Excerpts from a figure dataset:
§ §
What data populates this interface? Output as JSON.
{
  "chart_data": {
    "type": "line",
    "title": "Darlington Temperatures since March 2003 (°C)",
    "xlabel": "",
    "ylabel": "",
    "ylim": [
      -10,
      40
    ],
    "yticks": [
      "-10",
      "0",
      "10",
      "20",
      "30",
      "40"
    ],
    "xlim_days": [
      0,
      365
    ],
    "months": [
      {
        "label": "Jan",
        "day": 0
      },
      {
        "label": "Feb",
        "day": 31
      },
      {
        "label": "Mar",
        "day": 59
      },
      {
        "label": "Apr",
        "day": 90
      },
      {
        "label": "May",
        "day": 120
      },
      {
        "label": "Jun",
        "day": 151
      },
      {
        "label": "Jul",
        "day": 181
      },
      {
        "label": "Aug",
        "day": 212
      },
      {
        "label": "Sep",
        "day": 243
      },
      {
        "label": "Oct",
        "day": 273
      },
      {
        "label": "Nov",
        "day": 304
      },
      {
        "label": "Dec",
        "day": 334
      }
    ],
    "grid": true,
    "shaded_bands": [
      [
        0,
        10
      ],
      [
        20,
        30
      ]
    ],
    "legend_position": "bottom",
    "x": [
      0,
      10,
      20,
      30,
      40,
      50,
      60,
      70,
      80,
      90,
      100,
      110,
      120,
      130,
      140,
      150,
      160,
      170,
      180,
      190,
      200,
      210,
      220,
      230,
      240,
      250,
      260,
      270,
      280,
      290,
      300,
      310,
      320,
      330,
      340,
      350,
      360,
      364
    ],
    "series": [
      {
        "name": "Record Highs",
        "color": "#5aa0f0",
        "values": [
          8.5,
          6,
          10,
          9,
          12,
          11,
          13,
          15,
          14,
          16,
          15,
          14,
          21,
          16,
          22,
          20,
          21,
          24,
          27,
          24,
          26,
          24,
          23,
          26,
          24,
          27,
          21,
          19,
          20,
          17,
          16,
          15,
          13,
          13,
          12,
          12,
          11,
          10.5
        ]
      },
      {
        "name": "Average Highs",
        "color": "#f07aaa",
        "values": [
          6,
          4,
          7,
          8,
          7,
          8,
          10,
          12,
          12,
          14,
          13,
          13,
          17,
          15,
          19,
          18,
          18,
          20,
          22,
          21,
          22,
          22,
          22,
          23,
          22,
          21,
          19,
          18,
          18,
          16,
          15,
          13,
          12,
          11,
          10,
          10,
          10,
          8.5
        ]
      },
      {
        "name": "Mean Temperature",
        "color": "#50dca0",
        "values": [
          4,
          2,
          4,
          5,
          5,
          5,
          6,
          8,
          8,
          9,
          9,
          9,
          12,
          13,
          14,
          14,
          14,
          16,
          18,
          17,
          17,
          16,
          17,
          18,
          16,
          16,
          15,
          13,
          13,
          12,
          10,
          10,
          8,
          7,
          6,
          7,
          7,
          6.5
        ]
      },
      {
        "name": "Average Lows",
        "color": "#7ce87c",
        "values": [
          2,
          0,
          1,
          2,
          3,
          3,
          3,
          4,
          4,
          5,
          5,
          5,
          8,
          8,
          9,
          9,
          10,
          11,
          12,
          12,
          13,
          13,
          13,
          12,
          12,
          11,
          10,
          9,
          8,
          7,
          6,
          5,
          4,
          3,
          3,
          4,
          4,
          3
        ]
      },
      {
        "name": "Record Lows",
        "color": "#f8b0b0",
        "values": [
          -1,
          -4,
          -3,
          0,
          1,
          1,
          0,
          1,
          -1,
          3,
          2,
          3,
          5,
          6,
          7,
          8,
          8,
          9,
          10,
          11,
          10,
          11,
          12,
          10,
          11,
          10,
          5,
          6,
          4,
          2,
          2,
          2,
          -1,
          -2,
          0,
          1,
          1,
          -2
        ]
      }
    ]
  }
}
§ §
Of the lines in the entries, how many include the word "Average"? State only the number.

## Output of the exercise
2